Collected data entries:
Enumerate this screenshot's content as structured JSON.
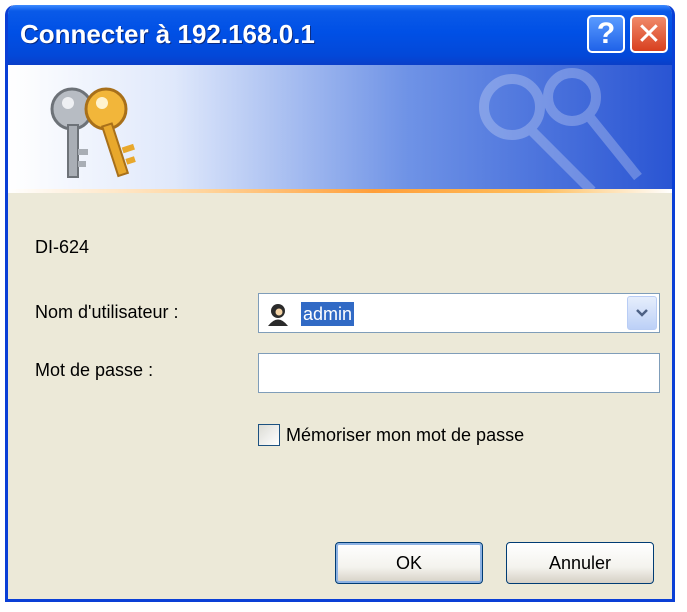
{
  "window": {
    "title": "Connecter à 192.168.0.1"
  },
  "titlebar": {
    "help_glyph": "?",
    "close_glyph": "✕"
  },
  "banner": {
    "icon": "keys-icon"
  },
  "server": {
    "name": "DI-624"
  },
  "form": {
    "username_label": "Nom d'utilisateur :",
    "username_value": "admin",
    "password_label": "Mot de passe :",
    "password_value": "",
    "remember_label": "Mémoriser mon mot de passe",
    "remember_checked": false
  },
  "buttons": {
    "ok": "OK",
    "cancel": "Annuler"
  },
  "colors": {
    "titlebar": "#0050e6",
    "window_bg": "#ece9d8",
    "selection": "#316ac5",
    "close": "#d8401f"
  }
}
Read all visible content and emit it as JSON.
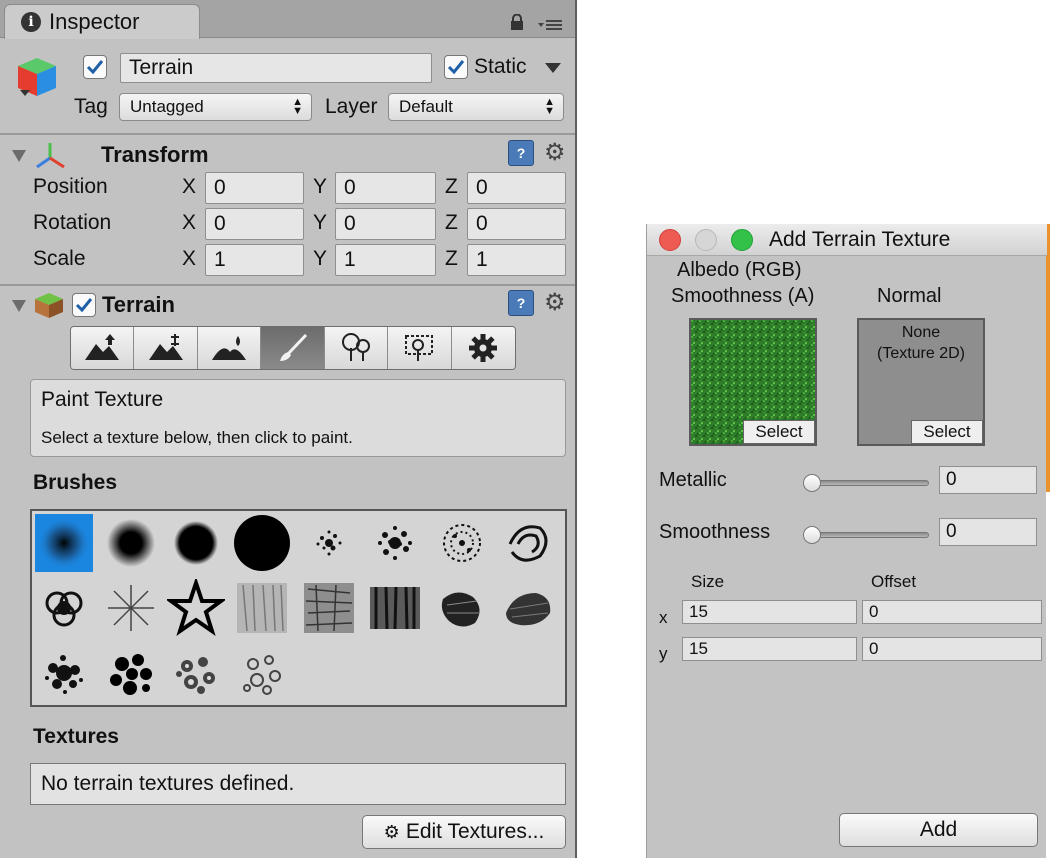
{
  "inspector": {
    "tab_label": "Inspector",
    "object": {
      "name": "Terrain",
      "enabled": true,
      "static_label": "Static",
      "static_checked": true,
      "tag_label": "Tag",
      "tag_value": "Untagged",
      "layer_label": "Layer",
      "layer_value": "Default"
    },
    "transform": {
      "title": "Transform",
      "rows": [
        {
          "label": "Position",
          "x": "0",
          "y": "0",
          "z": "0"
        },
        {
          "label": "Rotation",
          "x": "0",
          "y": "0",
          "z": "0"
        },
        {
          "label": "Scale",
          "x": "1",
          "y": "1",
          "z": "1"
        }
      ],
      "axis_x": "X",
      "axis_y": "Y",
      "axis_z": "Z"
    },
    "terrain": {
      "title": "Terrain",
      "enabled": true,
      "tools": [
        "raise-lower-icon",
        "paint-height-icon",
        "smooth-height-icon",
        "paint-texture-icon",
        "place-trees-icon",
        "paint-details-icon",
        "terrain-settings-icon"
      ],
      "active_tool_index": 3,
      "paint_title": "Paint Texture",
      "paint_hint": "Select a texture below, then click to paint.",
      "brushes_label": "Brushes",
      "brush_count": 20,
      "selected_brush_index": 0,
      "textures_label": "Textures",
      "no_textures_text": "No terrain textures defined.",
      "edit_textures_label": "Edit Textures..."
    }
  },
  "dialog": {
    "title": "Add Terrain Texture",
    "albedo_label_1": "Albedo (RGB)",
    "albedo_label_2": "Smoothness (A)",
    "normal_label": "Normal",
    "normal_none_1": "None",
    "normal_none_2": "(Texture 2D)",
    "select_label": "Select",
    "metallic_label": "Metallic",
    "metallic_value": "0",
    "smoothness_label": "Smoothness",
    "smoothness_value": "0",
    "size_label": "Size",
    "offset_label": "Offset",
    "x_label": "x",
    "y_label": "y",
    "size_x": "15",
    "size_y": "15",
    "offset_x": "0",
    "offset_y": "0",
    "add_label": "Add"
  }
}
---
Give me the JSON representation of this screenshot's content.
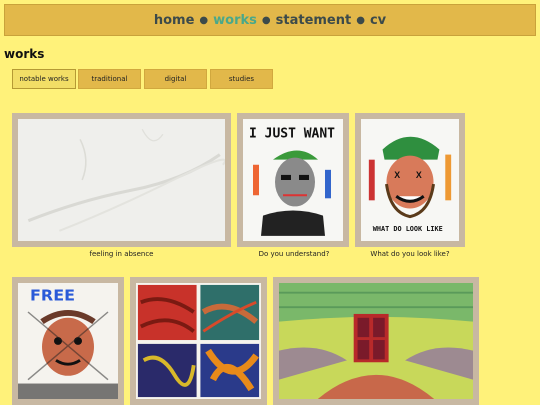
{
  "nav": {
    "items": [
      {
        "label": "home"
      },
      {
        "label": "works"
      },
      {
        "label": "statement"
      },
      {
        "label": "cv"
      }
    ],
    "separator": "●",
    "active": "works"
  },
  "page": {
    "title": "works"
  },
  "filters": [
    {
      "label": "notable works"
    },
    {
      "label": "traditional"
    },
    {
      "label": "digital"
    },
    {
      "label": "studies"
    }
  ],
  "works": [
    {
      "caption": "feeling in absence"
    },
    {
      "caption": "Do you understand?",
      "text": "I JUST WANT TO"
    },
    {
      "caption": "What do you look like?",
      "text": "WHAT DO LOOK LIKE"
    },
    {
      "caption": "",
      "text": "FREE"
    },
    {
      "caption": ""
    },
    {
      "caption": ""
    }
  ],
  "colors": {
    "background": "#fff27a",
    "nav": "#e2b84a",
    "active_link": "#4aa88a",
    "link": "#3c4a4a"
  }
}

DIRECTIVE.
Report only the number of lines that hold the word "caption".

SOLUTION.
6